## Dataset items
* start *

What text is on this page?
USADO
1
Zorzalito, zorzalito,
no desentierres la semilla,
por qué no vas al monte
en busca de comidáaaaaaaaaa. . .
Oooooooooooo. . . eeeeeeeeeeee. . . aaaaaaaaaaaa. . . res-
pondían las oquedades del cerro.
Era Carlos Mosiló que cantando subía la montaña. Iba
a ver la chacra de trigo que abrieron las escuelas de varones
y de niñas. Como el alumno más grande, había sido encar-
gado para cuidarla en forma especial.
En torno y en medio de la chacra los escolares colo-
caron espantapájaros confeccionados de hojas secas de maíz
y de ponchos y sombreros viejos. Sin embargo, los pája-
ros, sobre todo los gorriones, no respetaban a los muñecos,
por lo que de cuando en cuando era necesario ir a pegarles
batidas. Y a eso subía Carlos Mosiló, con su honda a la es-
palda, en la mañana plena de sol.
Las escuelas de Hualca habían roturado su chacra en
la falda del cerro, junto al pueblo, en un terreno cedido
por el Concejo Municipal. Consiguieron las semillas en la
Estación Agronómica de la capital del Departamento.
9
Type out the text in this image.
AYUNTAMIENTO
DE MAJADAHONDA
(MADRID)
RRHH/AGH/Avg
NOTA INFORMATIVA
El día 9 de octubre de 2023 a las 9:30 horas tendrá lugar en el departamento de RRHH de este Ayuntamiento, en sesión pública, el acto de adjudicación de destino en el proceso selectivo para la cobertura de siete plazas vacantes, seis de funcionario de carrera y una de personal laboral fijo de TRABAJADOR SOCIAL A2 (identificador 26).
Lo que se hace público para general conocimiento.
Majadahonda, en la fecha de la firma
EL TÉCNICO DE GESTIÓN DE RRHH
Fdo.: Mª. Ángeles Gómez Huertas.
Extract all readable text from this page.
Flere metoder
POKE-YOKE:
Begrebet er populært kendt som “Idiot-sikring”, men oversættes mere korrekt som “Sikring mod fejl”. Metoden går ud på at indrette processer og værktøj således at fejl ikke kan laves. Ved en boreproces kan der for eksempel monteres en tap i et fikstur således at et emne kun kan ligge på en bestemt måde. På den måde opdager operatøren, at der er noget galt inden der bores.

* end *

## YOUR INSTRUCTIONS
What is the number of lines in these records that contain "escuelas"? Reply with the number only.

## RESPONSE TO THIS TASK
2